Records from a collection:
>>>>
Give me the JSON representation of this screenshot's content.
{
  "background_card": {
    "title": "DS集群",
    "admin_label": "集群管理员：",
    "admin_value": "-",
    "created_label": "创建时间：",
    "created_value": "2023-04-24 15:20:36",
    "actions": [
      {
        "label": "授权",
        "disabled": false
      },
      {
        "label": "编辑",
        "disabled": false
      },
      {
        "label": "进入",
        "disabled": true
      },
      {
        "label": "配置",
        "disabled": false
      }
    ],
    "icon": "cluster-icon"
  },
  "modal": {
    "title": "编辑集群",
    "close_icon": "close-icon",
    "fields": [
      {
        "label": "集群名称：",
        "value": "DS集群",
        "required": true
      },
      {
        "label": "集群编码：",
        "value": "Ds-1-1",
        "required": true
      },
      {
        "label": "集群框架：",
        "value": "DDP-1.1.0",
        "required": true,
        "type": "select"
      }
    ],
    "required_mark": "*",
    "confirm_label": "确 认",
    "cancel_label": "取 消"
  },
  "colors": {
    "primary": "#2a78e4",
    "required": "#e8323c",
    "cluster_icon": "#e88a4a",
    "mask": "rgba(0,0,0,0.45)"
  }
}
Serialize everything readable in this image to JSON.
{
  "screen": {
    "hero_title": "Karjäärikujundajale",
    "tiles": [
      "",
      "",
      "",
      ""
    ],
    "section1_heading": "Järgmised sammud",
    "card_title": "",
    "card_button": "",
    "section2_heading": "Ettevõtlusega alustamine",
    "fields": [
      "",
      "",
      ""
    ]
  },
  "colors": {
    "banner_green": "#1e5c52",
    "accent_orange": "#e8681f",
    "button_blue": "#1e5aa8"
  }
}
<<<<
>>>>
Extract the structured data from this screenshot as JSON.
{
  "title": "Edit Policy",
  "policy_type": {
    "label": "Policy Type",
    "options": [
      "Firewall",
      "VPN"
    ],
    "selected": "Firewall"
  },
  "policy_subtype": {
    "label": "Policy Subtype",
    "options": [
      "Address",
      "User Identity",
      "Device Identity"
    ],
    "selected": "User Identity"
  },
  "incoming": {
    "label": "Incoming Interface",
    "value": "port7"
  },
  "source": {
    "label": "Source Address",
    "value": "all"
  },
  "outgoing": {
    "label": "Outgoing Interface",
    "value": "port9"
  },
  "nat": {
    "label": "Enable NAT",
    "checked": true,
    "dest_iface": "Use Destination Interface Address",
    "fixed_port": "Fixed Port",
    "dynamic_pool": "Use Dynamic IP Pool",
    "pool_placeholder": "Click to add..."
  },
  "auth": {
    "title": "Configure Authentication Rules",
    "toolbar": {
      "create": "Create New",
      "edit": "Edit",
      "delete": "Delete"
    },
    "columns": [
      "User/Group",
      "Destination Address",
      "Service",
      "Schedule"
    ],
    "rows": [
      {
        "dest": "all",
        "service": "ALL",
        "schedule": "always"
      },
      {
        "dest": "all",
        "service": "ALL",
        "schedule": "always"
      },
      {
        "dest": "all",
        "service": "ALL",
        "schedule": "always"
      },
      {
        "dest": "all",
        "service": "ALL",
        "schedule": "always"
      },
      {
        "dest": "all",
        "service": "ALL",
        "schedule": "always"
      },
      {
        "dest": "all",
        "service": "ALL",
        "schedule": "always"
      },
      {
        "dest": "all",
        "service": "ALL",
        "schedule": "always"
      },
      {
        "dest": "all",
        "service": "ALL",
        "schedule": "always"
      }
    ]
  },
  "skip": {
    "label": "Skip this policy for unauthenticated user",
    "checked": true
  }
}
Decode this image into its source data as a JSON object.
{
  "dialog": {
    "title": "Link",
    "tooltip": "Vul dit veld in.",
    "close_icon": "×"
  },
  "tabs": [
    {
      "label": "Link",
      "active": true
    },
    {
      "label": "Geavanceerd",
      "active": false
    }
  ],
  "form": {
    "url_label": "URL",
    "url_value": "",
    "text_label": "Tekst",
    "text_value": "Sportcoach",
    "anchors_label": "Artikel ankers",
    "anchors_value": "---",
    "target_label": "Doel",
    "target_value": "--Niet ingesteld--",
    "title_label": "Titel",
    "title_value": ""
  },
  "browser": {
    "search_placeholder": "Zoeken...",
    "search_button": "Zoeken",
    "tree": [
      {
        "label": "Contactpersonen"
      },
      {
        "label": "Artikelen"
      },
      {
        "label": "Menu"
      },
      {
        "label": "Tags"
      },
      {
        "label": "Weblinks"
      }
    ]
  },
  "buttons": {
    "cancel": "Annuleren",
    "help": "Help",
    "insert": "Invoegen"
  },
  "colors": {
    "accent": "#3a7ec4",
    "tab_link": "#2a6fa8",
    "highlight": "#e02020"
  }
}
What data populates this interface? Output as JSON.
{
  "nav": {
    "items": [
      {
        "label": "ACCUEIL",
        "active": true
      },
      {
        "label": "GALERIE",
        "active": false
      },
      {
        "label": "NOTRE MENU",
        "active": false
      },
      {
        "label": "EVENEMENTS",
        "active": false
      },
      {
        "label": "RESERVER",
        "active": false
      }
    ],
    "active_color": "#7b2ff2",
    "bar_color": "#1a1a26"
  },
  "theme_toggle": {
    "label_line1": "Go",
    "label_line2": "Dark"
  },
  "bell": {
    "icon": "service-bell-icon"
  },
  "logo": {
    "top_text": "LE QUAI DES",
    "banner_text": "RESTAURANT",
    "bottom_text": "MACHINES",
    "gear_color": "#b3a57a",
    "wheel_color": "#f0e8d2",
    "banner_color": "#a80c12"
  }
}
<<<<
Working from the listing above, pick out every line that has "selected" and copy it.

Exercise output →
    "selected": "Firewall"
    "selected": "User Identity"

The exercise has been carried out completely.